• _Set task_
Copy every line of the records below that holds the word "ATM取款".

• _Information shown_

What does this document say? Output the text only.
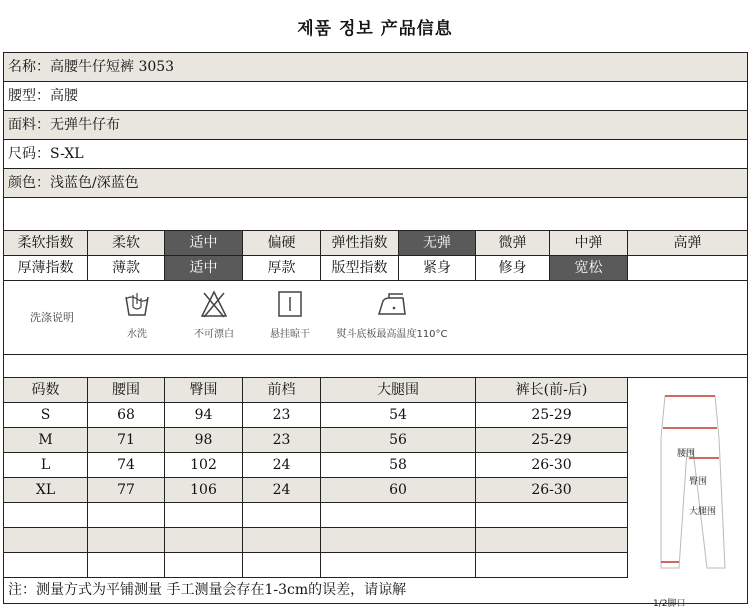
제품 정보 产品信息
名称：高腰牛仔短裤 3053
腰型：高腰
面料：无弹牛仔布
尺码：S-XL
颜色：浅蓝色/深蓝色
柔软指数	柔软	适中	偏硬	弹性指数	无弹	微弹	中弹	高弹
厚薄指数	薄款	适中	厚款	版型指数	紧身	修身	宽松
洗涤说明
水洗	不可漂白	悬挂晾干	熨斗底板最高温度110°C
码数	腰围	臀围	前档	大腿围	裤长(前-后)
S	68	94	23	54	25-29
M	71	98	23	56	25-29
L	74	102	24	58	26-30
XL	77	106	24	60	26-30
腰围
臀围
大腿围
1/2脚口
注：测量方式为平铺测量 手工测量会存在1-3cm的误差，请谅解
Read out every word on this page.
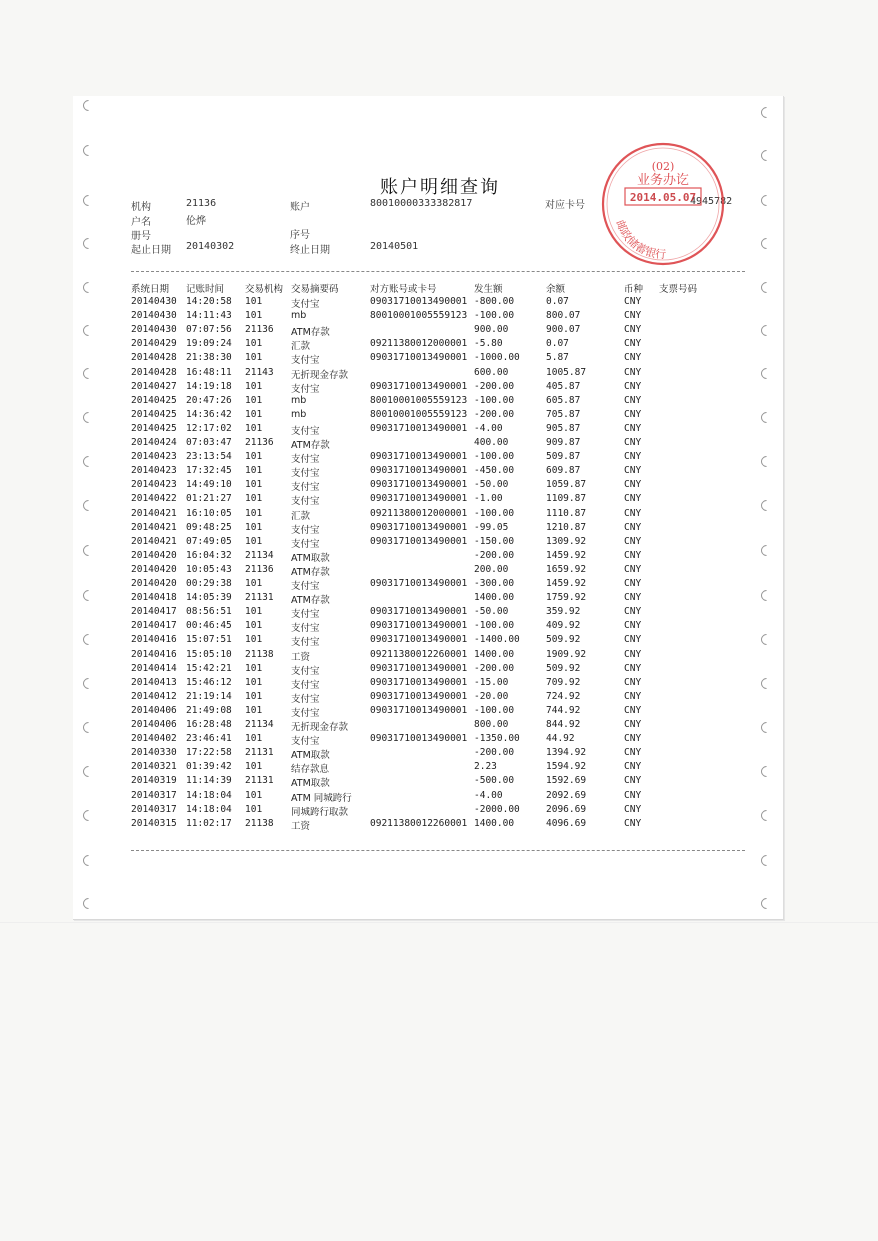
账户明细查询
机构	21136	账户	80010000333382817	对应卡号	4945782
户名	伦烨
册号	序号
起止日期 20140302	终止日期	20140501
系统日期 记账时间 交易机构 交易摘要码	对方账号或卡号	发生额	余额	币种 支票号码
20140430 14:20:58 101	支付宝	09031710013490001 -800.00	0.07	CNY
20140430 14:11:43 101	mb	80010001005559123 -100.00	800.07	CNY
20140430 07:07:56 21136 ATM存款	900.00	900.07	CNY
20140429 19:09:24 101	汇款	09211380012000001 -5.80	0.07	CNY
20140428 21:38:30 101	支付宝	09031710013490001 -1000.00	5.87	CNY
20140428 16:48:11 21143 无折现金存款	600.00	1005.87	CNY
20140427 14:19:18 101	支付宝	09031710013490001 -200.00	405.87	CNY
20140425 20:47:26 101	mb	80010001005559123 -100.00	605.87	CNY
20140425 14:36:42 101	mb	80010001005559123 -200.00	705.87	CNY
20140425 12:17:02 101	支付宝	09031710013490001 -4.00	905.87	CNY
20140424 07:03:47 21136 ATM存款	400.00	909.87	CNY
20140423 23:13:54 101	支付宝	09031710013490001 -100.00	509.87	CNY
20140423 17:32:45 101	支付宝	09031710013490001 -450.00	609.87	CNY
20140423 14:49:10 101	支付宝	09031710013490001 -50.00	1059.87	CNY
20140422 01:21:27 101	支付宝	09031710013490001 -1.00	1109.87	CNY
20140421 16:10:05 101	汇款	09211380012000001 -100.00	1110.87	CNY
20140421 09:48:25 101	支付宝	09031710013490001 -99.05	1210.87	CNY
20140421 07:49:05 101	支付宝	09031710013490001 -150.00	1309.92	CNY
20140420 16:04:32 21134 ATM取款	-200.00	1459.92	CNY
20140420 10:05:43 21136 ATM存款	200.00	1659.92	CNY
20140420 00:29:38 101	支付宝	09031710013490001 -300.00	1459.92	CNY
20140418 14:05:39 21131 ATM存款	1400.00	1759.92	CNY
20140417 08:56:51 101	支付宝	09031710013490001 -50.00	359.92	CNY
20140417 00:46:45 101	支付宝	09031710013490001 -100.00	409.92	CNY
20140416 15:07:51 101	支付宝	09031710013490001 -1400.00	509.92	CNY
20140416 15:05:10 21138 工资	09211380012260001 1400.00	1909.92	CNY
20140414 15:42:21 101	支付宝	09031710013490001 -200.00	509.92	CNY
20140413 15:46:12 101	支付宝	09031710013490001 -15.00	709.92	CNY
20140412 21:19:14 101	支付宝	09031710013490001 -20.00	724.92	CNY
20140406 21:49:08 101	支付宝	09031710013490001 -100.00	744.92	CNY
20140406 16:28:48 21134 无折现金存款	800.00	844.92	CNY
20140402 23:46:41 101	支付宝	09031710013490001 -1350.00	44.92	CNY
20140330 17:22:58 21131 ATM取款	-200.00	1394.92	CNY
20140321 01:39:42 101	结存款息	2.23	1594.92	CNY
20140319 11:14:39 21131 ATM取款	-500.00	1592.69	CNY
20140317 14:18:04 101	ATM 同城跨行	-4.00	2092.69	CNY
20140317 14:18:04 101	同城跨行取款	-2000.00	2096.69	CNY
20140315 11:02:17 21138 工资	09211380012260001 1400.00	4096.69	CNY
邮政储蓄银行
(02)
业务办讫
2014.05.07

• _Task solution_
20140420 16:04:32 21134 ATM取款	-200.00	1459.92	CNY
20140330 17:22:58 21131 ATM取款	-200.00	1394.92	CNY
20140319 11:14:39 21131 ATM取款	-500.00	1592.69	CNY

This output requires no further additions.